__DIRECTIVE__: Send back the records in full, character for character.

__DATA RECORDS__:
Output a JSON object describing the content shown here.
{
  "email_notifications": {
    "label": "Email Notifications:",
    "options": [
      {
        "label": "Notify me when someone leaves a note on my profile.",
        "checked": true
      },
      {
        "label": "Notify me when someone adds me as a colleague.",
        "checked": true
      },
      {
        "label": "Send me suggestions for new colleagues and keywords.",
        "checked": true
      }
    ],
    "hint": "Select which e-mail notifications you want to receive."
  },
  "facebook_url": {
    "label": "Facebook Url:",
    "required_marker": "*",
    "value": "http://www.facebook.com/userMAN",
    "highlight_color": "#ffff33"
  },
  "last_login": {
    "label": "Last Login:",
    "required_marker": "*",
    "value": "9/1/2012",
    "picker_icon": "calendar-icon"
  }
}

__RESPONSE TO THE EXERCISE__:
Output a JSON object describing the content shown here.
{
  "email_notifications": {
    "label": "Email Notifications:",
    "options": [
      {
        "label": "Notify me when someone leaves a note on my profile.",
        "checked": true
      },
      {
        "label": "Notify me when someone adds me as a colleague.",
        "checked": true
      },
      {
        "label": "Send me suggestions for new colleagues and keywords.",
        "checked": true
      }
    ],
    "hint": "Select which e-mail notifications you want to receive."
  },
  "facebook_url": {
    "label": "Facebook Url:",
    "required_marker": "*",
    "value": "http://www.facebook.com/userMAN",
    "highlight_color": "#ffff33"
  },
  "last_login": {
    "label": "Last Login:",
    "required_marker": "*",
    "value": "9/1/2012",
    "picker_icon": "calendar-icon"
  }
}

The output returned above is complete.